**AVAILABLE RECORDS:**
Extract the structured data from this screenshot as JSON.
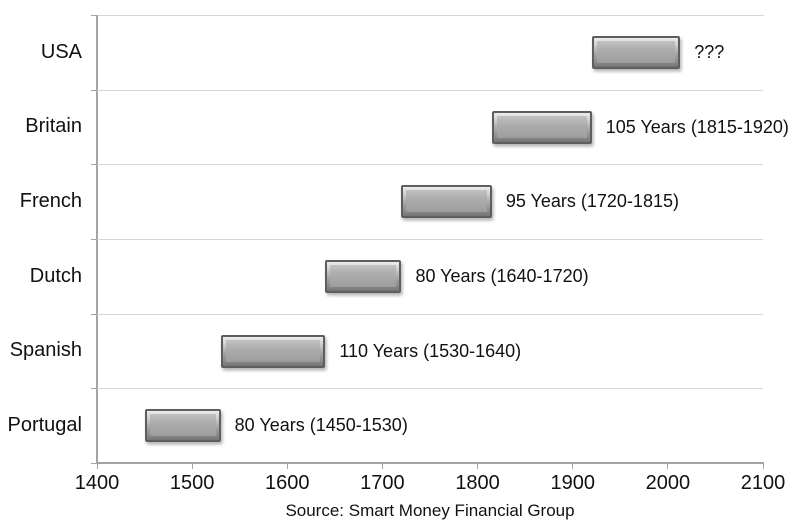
{
  "chart_data": {
    "type": "bar",
    "subtype": "horizontal-range-gantt",
    "title": "",
    "categories": [
      "USA",
      "Britain",
      "French",
      "Dutch",
      "Spanish",
      "Portugal"
    ],
    "series": [
      {
        "category": "USA",
        "start": 1920,
        "end": 2013,
        "label": "???"
      },
      {
        "category": "Britain",
        "start": 1815,
        "end": 1920,
        "label": "105 Years (1815-1920)"
      },
      {
        "category": "French",
        "start": 1720,
        "end": 1815,
        "label": "95 Years (1720-1815)"
      },
      {
        "category": "Dutch",
        "start": 1640,
        "end": 1720,
        "label": "80 Years (1640-1720)"
      },
      {
        "category": "Spanish",
        "start": 1530,
        "end": 1640,
        "label": "110 Years (1530-1640)"
      },
      {
        "category": "Portugal",
        "start": 1450,
        "end": 1530,
        "label": "80 Years (1450-1530)"
      }
    ],
    "xlim": [
      1400,
      2100
    ],
    "x_ticks": [
      "1400",
      "1500",
      "1600",
      "1700",
      "1800",
      "1900",
      "2000",
      "2100"
    ],
    "grid": "horizontal-row-separators",
    "legend": "none",
    "source": "Source: Smart Money Financial Group",
    "colors": {
      "bar_fill": "#a8a8a8",
      "bar_border": "#5e5e5e",
      "gridline": "#d6d6d6",
      "axis": "#a3a3a3",
      "text": "#111111",
      "background": "#ffffff"
    }
  }
}
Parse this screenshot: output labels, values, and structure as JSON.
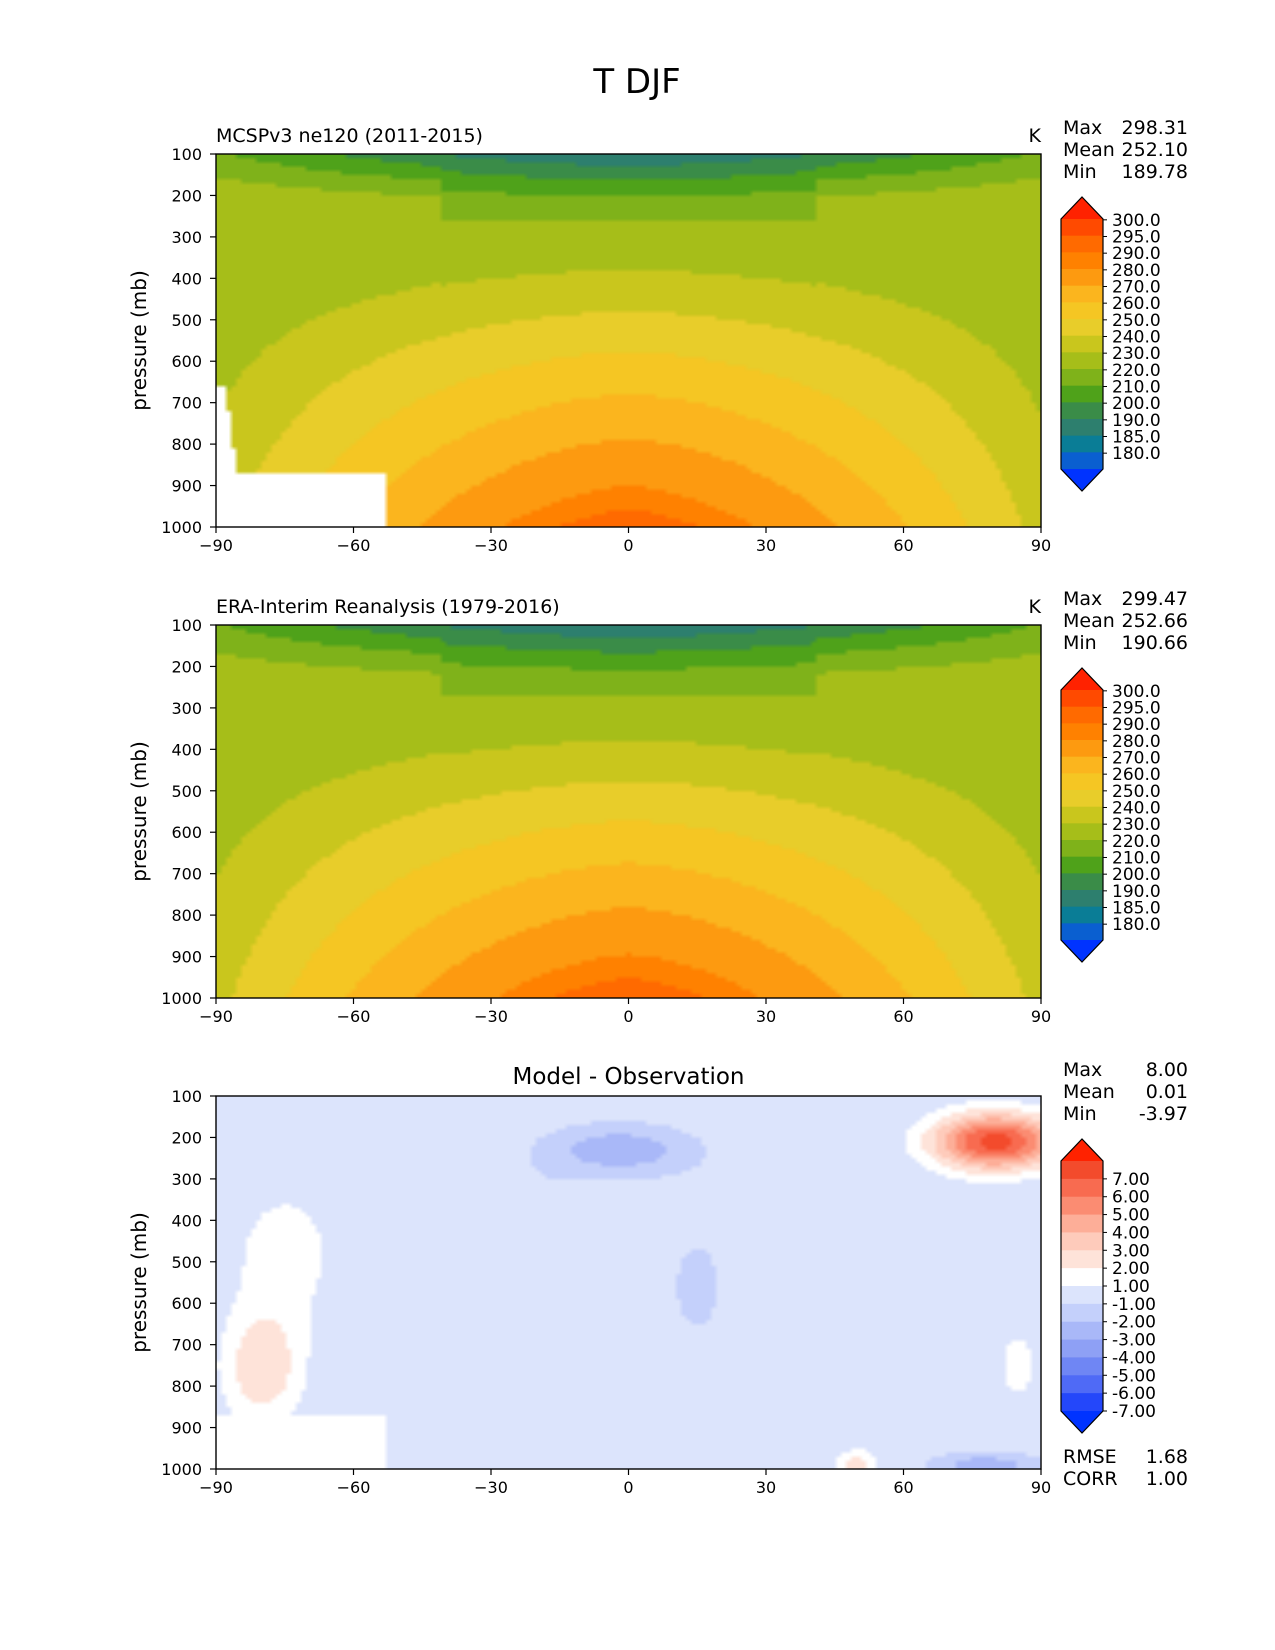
{
  "figure": {
    "title": "T DJF"
  },
  "chart_data": [
    {
      "type": "heatmap",
      "title": "MCSPv3 ne120 (2011-2015)",
      "units": "K",
      "ylabel": "pressure (mb)",
      "xlabel": "",
      "xlim": [
        -90,
        90
      ],
      "ylim": [
        1000,
        100
      ],
      "xticks": [
        "−90",
        "−60",
        "−30",
        "0",
        "30",
        "60",
        "90"
      ],
      "yticks": [
        "100",
        "200",
        "300",
        "400",
        "500",
        "600",
        "700",
        "800",
        "900",
        "1000"
      ],
      "stats": [
        {
          "label": "Max",
          "value": "298.31"
        },
        {
          "label": "Mean",
          "value": "252.10"
        },
        {
          "label": "Min",
          "value": "189.78"
        }
      ],
      "colorbar": {
        "labels": [
          "300.0",
          "295.0",
          "290.0",
          "280.0",
          "270.0",
          "260.0",
          "250.0",
          "240.0",
          "230.0",
          "220.0",
          "210.0",
          "200.0",
          "190.0",
          "185.0",
          "180.0"
        ],
        "colors": [
          "#ff2200",
          "#ff4a00",
          "#ff6a00",
          "#ff8100",
          "#fd9a10",
          "#fbb51e",
          "#f5c623",
          "#e8cd2a",
          "#c9c61d",
          "#a6be19",
          "#7fb21a",
          "#4fa21a",
          "#3a8c48",
          "#2d7f6e",
          "#0a7d96",
          "#0a5fd0",
          "#0033ff"
        ]
      }
    },
    {
      "type": "heatmap",
      "title": "ERA-Interim Reanalysis (1979-2016)",
      "units": "K",
      "ylabel": "pressure (mb)",
      "xlabel": "",
      "xlim": [
        -90,
        90
      ],
      "ylim": [
        1000,
        100
      ],
      "xticks": [
        "−90",
        "−60",
        "−30",
        "0",
        "30",
        "60",
        "90"
      ],
      "yticks": [
        "100",
        "200",
        "300",
        "400",
        "500",
        "600",
        "700",
        "800",
        "900",
        "1000"
      ],
      "stats": [
        {
          "label": "Max",
          "value": "299.47"
        },
        {
          "label": "Mean",
          "value": "252.66"
        },
        {
          "label": "Min",
          "value": "190.66"
        }
      ],
      "colorbar": {
        "labels": [
          "300.0",
          "295.0",
          "290.0",
          "280.0",
          "270.0",
          "260.0",
          "250.0",
          "240.0",
          "230.0",
          "220.0",
          "210.0",
          "200.0",
          "190.0",
          "185.0",
          "180.0"
        ],
        "colors": [
          "#ff2200",
          "#ff4a00",
          "#ff6a00",
          "#ff8100",
          "#fd9a10",
          "#fbb51e",
          "#f5c623",
          "#e8cd2a",
          "#c9c61d",
          "#a6be19",
          "#7fb21a",
          "#4fa21a",
          "#3a8c48",
          "#2d7f6e",
          "#0a7d96",
          "#0a5fd0",
          "#0033ff"
        ]
      }
    },
    {
      "type": "heatmap",
      "title": "Model - Observation",
      "units": "",
      "ylabel": "pressure (mb)",
      "xlabel": "",
      "xlim": [
        -90,
        90
      ],
      "ylim": [
        1000,
        100
      ],
      "xticks": [
        "−90",
        "−60",
        "−30",
        "0",
        "30",
        "60",
        "90"
      ],
      "yticks": [
        "100",
        "200",
        "300",
        "400",
        "500",
        "600",
        "700",
        "800",
        "900",
        "1000"
      ],
      "stats": [
        {
          "label": "Max",
          "value": "8.00"
        },
        {
          "label": "Mean",
          "value": "0.01"
        },
        {
          "label": "Min",
          "value": "-3.97"
        }
      ],
      "extra_stats": [
        {
          "label": "RMSE",
          "value": "1.68"
        },
        {
          "label": "CORR",
          "value": "1.00"
        }
      ],
      "colorbar": {
        "labels": [
          "7.00",
          "6.00",
          "5.00",
          "4.00",
          "3.00",
          "2.00",
          "1.00",
          "-1.00",
          "-2.00",
          "-3.00",
          "-4.00",
          "-5.00",
          "-6.00",
          "-7.00"
        ],
        "colors": [
          "#ff2200",
          "#f34b2c",
          "#f86b50",
          "#fb8c72",
          "#fdae98",
          "#fecbbb",
          "#fee3d9",
          "#ffffff",
          "#dce4fc",
          "#c4d0fb",
          "#a9b8f8",
          "#8ea0f5",
          "#6f86f4",
          "#4f6af6",
          "#2447fa",
          "#0033ff"
        ]
      }
    }
  ]
}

**PROBLEM STATEMENT:** Retype everything in the material word for word, minus pictures.

**TASK RESULT:**
Extract the structured data from this screenshot as JSON.
{
  "chart_data": {
    "type": "bar",
    "subtype": "horizontal-range-gantt",
    "title": "",
    "categories": [
      "USA",
      "Britain",
      "French",
      "Dutch",
      "Spanish",
      "Portugal"
    ],
    "series": [
      {
        "category": "USA",
        "start": 1920,
        "end": 2013,
        "label": "???"
      },
      {
        "category": "Britain",
        "start": 1815,
        "end": 1920,
        "label": "105 Years (1815-1920)"
      },
      {
        "category": "French",
        "start": 1720,
        "end": 1815,
        "label": "95 Years (1720-1815)"
      },
      {
        "category": "Dutch",
        "start": 1640,
        "end": 1720,
        "label": "80 Years (1640-1720)"
      },
      {
        "category": "Spanish",
        "start": 1530,
        "end": 1640,
        "label": "110 Years (1530-1640)"
      },
      {
        "category": "Portugal",
        "start": 1450,
        "end": 1530,
        "label": "80 Years (1450-1530)"
      }
    ],
    "xlim": [
      1400,
      2100
    ],
    "x_ticks": [
      "1400",
      "1500",
      "1600",
      "1700",
      "1800",
      "1900",
      "2000",
      "2100"
    ],
    "grid": "horizontal-row-separators",
    "legend": "none",
    "source": "Source: Smart Money Financial Group",
    "colors": {
      "bar_fill": "#a8a8a8",
      "bar_border": "#5e5e5e",
      "gridline": "#d6d6d6",
      "axis": "#a3a3a3",
      "text": "#111111",
      "background": "#ffffff"
    }
  }
}
Parse this screenshot: output labels, values, and structure as JSON.
{
  "figure": {
    "title": "T DJF"
  },
  "chart_data": [
    {
      "type": "heatmap",
      "title": "MCSPv3 ne120 (2011-2015)",
      "units": "K",
      "ylabel": "pressure (mb)",
      "xlabel": "",
      "xlim": [
        -90,
        90
      ],
      "ylim": [
        1000,
        100
      ],
      "xticks": [
        "−90",
        "−60",
        "−30",
        "0",
        "30",
        "60",
        "90"
      ],
      "yticks": [
        "100",
        "200",
        "300",
        "400",
        "500",
        "600",
        "700",
        "800",
        "900",
        "1000"
      ],
      "stats": [
        {
          "label": "Max",
          "value": "298.31"
        },
        {
          "label": "Mean",
          "value": "252.10"
        },
        {
          "label": "Min",
          "value": "189.78"
        }
      ],
      "colorbar": {
        "labels": [
          "300.0",
          "295.0",
          "290.0",
          "280.0",
          "270.0",
          "260.0",
          "250.0",
          "240.0",
          "230.0",
          "220.0",
          "210.0",
          "200.0",
          "190.0",
          "185.0",
          "180.0"
        ],
        "colors": [
          "#ff2200",
          "#ff4a00",
          "#ff6a00",
          "#ff8100",
          "#fd9a10",
          "#fbb51e",
          "#f5c623",
          "#e8cd2a",
          "#c9c61d",
          "#a6be19",
          "#7fb21a",
          "#4fa21a",
          "#3a8c48",
          "#2d7f6e",
          "#0a7d96",
          "#0a5fd0",
          "#0033ff"
        ]
      }
    },
    {
      "type": "heatmap",
      "title": "ERA-Interim Reanalysis (1979-2016)",
      "units": "K",
      "ylabel": "pressure (mb)",
      "xlabel": "",
      "xlim": [
        -90,
        90
      ],
      "ylim": [
        1000,
        100
      ],
      "xticks": [
        "−90",
        "−60",
        "−30",
        "0",
        "30",
        "60",
        "90"
      ],
      "yticks": [
        "100",
        "200",
        "300",
        "400",
        "500",
        "600",
        "700",
        "800",
        "900",
        "1000"
      ],
      "stats": [
        {
          "label": "Max",
          "value": "299.47"
        },
        {
          "label": "Mean",
          "value": "252.66"
        },
        {
          "label": "Min",
          "value": "190.66"
        }
      ],
      "colorbar": {
        "labels": [
          "300.0",
          "295.0",
          "290.0",
          "280.0",
          "270.0",
          "260.0",
          "250.0",
          "240.0",
          "230.0",
          "220.0",
          "210.0",
          "200.0",
          "190.0",
          "185.0",
          "180.0"
        ],
        "colors": [
          "#ff2200",
          "#ff4a00",
          "#ff6a00",
          "#ff8100",
          "#fd9a10",
          "#fbb51e",
          "#f5c623",
          "#e8cd2a",
          "#c9c61d",
          "#a6be19",
          "#7fb21a",
          "#4fa21a",
          "#3a8c48",
          "#2d7f6e",
          "#0a7d96",
          "#0a5fd0",
          "#0033ff"
        ]
      }
    },
    {
      "type": "heatmap",
      "title": "Model - Observation",
      "units": "",
      "ylabel": "pressure (mb)",
      "xlabel": "",
      "xlim": [
        -90,
        90
      ],
      "ylim": [
        1000,
        100
      ],
      "xticks": [
        "−90",
        "−60",
        "−30",
        "0",
        "30",
        "60",
        "90"
      ],
      "yticks": [
        "100",
        "200",
        "300",
        "400",
        "500",
        "600",
        "700",
        "800",
        "900",
        "1000"
      ],
      "stats": [
        {
          "label": "Max",
          "value": "8.00"
        },
        {
          "label": "Mean",
          "value": "0.01"
        },
        {
          "label": "Min",
          "value": "-3.97"
        }
      ],
      "extra_stats": [
        {
          "label": "RMSE",
          "value": "1.68"
        },
        {
          "label": "CORR",
          "value": "1.00"
        }
      ],
      "colorbar": {
        "labels": [
          "7.00",
          "6.00",
          "5.00",
          "4.00",
          "3.00",
          "2.00",
          "1.00",
          "-1.00",
          "-2.00",
          "-3.00",
          "-4.00",
          "-5.00",
          "-6.00",
          "-7.00"
        ],
        "colors": [
          "#ff2200",
          "#f34b2c",
          "#f86b50",
          "#fb8c72",
          "#fdae98",
          "#fecbbb",
          "#fee3d9",
          "#ffffff",
          "#dce4fc",
          "#c4d0fb",
          "#a9b8f8",
          "#8ea0f5",
          "#6f86f4",
          "#4f6af6",
          "#2447fa",
          "#0033ff"
        ]
      }
    }
  ]
}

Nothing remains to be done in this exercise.